* **EXERCISE AIM**: Output every entry exactly as written.

Entries with figure data:

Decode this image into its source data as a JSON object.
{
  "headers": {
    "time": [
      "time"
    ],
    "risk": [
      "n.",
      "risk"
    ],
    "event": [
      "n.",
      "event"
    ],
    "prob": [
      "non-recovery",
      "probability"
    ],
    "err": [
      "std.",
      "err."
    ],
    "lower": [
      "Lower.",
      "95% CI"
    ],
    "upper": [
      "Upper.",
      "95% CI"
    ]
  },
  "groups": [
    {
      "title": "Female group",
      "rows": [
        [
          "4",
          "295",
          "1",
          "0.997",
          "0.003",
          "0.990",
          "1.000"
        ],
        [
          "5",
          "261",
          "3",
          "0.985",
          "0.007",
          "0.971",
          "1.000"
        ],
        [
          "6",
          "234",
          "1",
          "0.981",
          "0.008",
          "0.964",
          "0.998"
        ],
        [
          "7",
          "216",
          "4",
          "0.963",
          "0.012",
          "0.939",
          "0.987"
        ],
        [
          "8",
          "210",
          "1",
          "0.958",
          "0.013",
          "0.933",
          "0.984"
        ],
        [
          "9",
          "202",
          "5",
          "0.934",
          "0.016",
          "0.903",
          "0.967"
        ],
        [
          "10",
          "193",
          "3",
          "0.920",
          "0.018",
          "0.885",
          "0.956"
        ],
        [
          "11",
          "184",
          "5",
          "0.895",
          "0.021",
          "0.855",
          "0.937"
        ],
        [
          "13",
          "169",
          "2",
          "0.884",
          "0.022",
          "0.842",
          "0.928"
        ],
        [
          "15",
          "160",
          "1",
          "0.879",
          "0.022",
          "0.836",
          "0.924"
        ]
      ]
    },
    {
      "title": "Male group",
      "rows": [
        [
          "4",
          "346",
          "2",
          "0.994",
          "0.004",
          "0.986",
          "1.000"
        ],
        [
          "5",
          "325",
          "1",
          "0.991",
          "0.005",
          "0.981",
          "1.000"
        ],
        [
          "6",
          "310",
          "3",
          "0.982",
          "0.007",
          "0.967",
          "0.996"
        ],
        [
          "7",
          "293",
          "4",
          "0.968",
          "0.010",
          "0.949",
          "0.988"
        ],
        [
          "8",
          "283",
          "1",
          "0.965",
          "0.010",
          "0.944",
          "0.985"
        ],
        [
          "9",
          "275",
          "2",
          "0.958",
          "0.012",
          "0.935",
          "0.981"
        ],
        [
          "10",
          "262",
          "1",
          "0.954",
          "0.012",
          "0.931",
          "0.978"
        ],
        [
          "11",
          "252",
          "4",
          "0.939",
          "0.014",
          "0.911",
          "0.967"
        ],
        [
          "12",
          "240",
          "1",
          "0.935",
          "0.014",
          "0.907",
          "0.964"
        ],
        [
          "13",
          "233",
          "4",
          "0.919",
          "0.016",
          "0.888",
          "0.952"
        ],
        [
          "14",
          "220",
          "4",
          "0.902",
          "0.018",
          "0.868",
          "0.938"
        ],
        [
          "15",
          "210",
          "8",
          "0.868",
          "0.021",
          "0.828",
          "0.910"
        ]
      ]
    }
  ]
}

* **EXERCISE RESPONSE**:
Decode this image into its source data as a JSON object.
{
  "headers": {
    "time": [
      "time"
    ],
    "risk": [
      "n.",
      "risk"
    ],
    "event": [
      "n.",
      "event"
    ],
    "prob": [
      "non-recovery",
      "probability"
    ],
    "err": [
      "std.",
      "err."
    ],
    "lower": [
      "Lower.",
      "95% CI"
    ],
    "upper": [
      "Upper.",
      "95% CI"
    ]
  },
  "groups": [
    {
      "title": "Female group",
      "rows": [
        [
          "4",
          "295",
          "1",
          "0.997",
          "0.003",
          "0.990",
          "1.000"
        ],
        [
          "5",
          "261",
          "3",
          "0.985",
          "0.007",
          "0.971",
          "1.000"
        ],
        [
          "6",
          "234",
          "1",
          "0.981",
          "0.008",
          "0.964",
          "0.998"
        ],
        [
          "7",
          "216",
          "4",
          "0.963",
          "0.012",
          "0.939",
          "0.987"
        ],
        [
          "8",
          "210",
          "1",
          "0.958",
          "0.013",
          "0.933",
          "0.984"
        ],
        [
          "9",
          "202",
          "5",
          "0.934",
          "0.016",
          "0.903",
          "0.967"
        ],
        [
          "10",
          "193",
          "3",
          "0.920",
          "0.018",
          "0.885",
          "0.956"
        ],
        [
          "11",
          "184",
          "5",
          "0.895",
          "0.021",
          "0.855",
          "0.937"
        ],
        [
          "13",
          "169",
          "2",
          "0.884",
          "0.022",
          "0.842",
          "0.928"
        ],
        [
          "15",
          "160",
          "1",
          "0.879",
          "0.022",
          "0.836",
          "0.924"
        ]
      ]
    },
    {
      "title": "Male group",
      "rows": [
        [
          "4",
          "346",
          "2",
          "0.994",
          "0.004",
          "0.986",
          "1.000"
        ],
        [
          "5",
          "325",
          "1",
          "0.991",
          "0.005",
          "0.981",
          "1.000"
        ],
        [
          "6",
          "310",
          "3",
          "0.982",
          "0.007",
          "0.967",
          "0.996"
        ],
        [
          "7",
          "293",
          "4",
          "0.968",
          "0.010",
          "0.949",
          "0.988"
        ],
        [
          "8",
          "283",
          "1",
          "0.965",
          "0.010",
          "0.944",
          "0.985"
        ],
        [
          "9",
          "275",
          "2",
          "0.958",
          "0.012",
          "0.935",
          "0.981"
        ],
        [
          "10",
          "262",
          "1",
          "0.954",
          "0.012",
          "0.931",
          "0.978"
        ],
        [
          "11",
          "252",
          "4",
          "0.939",
          "0.014",
          "0.911",
          "0.967"
        ],
        [
          "12",
          "240",
          "1",
          "0.935",
          "0.014",
          "0.907",
          "0.964"
        ],
        [
          "13",
          "233",
          "4",
          "0.919",
          "0.016",
          "0.888",
          "0.952"
        ],
        [
          "14",
          "220",
          "4",
          "0.902",
          "0.018",
          "0.868",
          "0.938"
        ],
        [
          "15",
          "210",
          "8",
          "0.868",
          "0.021",
          "0.828",
          "0.910"
        ]
      ]
    }
  ]
}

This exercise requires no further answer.